→ WRITTEN INSTRUCTION: Extract all lines containing "livello".
* * * * * * *
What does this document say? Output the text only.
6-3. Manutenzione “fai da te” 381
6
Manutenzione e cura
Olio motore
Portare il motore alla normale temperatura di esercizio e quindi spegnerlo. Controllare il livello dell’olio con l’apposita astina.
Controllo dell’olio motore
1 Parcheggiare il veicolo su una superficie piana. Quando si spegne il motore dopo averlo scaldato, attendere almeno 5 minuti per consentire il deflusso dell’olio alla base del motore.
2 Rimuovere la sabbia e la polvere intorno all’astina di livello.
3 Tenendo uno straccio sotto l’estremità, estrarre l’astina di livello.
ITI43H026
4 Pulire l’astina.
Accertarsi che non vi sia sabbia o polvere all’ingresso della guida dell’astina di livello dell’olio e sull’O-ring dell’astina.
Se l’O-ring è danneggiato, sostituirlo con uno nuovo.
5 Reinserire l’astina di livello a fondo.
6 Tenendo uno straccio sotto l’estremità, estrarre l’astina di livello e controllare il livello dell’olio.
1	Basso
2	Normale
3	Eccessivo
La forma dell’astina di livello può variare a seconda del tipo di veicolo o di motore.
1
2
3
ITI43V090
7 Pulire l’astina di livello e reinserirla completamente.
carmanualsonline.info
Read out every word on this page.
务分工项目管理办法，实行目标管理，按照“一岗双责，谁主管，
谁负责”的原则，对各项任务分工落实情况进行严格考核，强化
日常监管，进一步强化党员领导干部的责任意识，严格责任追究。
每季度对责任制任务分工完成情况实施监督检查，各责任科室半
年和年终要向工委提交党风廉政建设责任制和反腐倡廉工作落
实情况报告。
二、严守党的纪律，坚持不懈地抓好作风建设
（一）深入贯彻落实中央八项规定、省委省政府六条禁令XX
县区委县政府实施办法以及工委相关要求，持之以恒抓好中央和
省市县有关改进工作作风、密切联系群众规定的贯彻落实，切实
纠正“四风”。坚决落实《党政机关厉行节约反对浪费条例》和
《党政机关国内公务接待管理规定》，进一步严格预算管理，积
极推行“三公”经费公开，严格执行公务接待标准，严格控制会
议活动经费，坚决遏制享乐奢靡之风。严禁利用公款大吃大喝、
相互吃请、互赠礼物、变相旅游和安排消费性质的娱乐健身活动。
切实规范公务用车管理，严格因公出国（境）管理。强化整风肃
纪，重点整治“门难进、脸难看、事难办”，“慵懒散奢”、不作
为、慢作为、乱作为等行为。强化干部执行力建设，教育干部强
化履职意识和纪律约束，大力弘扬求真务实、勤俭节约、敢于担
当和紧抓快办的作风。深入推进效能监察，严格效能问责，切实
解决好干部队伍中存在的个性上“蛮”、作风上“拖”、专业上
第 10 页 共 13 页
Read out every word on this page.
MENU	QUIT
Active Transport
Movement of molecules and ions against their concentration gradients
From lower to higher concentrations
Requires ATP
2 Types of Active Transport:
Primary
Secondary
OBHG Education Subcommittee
* * * * * * *
→ FULL ANSWER:
Portare il motore alla normale temperatura di esercizio e quindi spegnerlo. Controllare il livello dell’olio con l’apposita astina.
2 Rimuovere la sabbia e la polvere intorno all’astina di livello.
3 Tenendo uno straccio sotto l’estremità, estrarre l’astina di livello.
Accertarsi che non vi sia sabbia o polvere all’ingresso della guida dell’astina di livello dell’olio e sull’O-ring dell’astina.
5 Reinserire l’astina di livello a fondo.
6 Tenendo uno straccio sotto l’estremità, estrarre l’astina di livello e controllare il livello dell’olio.
La forma dell’astina di livello può variare a seconda del tipo di veicolo o di motore.
7 Pulire l’astina di livello e reinserirla completamente.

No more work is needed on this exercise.